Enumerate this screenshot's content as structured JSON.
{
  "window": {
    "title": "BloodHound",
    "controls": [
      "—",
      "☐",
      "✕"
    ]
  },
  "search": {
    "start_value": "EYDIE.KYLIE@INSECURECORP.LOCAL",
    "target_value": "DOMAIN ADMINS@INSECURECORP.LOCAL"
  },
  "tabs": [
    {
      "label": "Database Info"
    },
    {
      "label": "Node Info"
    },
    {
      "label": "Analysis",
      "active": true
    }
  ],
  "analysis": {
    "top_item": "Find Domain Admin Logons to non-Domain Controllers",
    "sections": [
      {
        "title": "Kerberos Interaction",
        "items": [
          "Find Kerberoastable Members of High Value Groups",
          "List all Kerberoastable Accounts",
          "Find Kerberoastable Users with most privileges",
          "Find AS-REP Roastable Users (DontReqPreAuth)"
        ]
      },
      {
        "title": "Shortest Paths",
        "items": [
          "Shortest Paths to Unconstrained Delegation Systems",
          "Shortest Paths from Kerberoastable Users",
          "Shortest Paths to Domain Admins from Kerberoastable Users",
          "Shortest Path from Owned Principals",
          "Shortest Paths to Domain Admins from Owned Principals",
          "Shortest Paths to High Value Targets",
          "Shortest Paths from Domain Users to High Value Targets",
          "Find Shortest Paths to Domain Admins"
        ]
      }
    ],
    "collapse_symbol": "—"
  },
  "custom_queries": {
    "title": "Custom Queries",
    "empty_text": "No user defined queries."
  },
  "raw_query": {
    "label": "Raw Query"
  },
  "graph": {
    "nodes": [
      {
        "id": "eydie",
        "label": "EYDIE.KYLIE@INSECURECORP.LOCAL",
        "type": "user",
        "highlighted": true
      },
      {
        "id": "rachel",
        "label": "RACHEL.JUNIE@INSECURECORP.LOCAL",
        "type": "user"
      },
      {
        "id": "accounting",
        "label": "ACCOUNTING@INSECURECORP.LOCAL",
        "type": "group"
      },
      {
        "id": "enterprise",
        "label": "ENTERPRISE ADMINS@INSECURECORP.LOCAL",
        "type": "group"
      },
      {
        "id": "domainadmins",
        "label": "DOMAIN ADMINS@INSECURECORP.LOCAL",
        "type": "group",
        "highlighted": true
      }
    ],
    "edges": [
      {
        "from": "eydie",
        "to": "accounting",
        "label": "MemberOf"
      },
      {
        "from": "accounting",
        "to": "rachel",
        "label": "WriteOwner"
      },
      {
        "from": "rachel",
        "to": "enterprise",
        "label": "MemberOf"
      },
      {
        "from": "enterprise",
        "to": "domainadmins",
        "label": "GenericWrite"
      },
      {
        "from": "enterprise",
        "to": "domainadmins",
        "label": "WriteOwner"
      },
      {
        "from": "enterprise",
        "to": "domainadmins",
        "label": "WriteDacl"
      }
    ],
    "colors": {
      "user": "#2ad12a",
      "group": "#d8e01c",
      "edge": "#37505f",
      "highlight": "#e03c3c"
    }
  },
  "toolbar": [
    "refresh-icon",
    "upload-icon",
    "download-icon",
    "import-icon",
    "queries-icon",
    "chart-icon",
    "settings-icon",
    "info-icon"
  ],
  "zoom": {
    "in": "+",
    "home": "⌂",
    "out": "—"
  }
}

----

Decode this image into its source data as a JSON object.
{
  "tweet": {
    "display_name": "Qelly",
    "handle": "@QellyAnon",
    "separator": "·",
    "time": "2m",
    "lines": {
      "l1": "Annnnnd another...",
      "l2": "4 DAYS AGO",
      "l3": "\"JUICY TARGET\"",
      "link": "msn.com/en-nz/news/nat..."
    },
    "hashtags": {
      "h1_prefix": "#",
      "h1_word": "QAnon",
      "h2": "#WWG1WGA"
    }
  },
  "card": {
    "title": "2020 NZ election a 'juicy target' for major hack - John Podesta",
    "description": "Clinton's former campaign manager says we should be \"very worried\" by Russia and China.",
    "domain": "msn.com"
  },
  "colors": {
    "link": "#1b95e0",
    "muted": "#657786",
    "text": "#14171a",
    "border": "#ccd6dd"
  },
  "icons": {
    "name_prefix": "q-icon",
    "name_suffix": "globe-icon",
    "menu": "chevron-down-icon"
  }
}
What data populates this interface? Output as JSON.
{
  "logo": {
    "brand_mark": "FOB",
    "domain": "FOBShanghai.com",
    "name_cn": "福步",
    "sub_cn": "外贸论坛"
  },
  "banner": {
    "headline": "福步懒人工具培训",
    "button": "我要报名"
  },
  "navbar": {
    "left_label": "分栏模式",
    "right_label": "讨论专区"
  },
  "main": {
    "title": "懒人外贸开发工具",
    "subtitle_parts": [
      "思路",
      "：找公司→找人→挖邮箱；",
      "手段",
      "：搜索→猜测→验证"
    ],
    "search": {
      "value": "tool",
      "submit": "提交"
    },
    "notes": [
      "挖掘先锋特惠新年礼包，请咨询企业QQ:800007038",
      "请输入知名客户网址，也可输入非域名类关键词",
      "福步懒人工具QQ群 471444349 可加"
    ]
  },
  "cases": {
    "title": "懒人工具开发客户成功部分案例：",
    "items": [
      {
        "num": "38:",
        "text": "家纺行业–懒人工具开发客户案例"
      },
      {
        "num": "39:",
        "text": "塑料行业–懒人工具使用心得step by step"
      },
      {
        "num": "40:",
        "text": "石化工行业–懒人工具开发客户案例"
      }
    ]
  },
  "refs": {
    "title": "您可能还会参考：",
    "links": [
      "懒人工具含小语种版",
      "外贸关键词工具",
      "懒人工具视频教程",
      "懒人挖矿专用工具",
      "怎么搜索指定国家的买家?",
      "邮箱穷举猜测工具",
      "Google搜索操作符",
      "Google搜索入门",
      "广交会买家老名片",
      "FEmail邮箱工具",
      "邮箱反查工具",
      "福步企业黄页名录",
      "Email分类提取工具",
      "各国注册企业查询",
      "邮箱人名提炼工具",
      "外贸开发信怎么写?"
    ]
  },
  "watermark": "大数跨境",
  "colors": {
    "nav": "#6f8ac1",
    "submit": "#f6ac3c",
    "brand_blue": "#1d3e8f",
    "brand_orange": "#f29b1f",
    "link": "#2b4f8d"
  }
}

----

→ SHORT PROBLEM: Isolate the lines above that contain the word "Users" and copy them.

→ REPLY TO THE TASK:
          "Find Kerberoastable Users with most privileges",
          "Find AS-REP Roastable Users (DontReqPreAuth)"
          "Shortest Paths from Kerberoastable Users",
          "Shortest Paths to Domain Admins from Kerberoastable Users",
          "Shortest Paths from Domain Users to High Value Targets",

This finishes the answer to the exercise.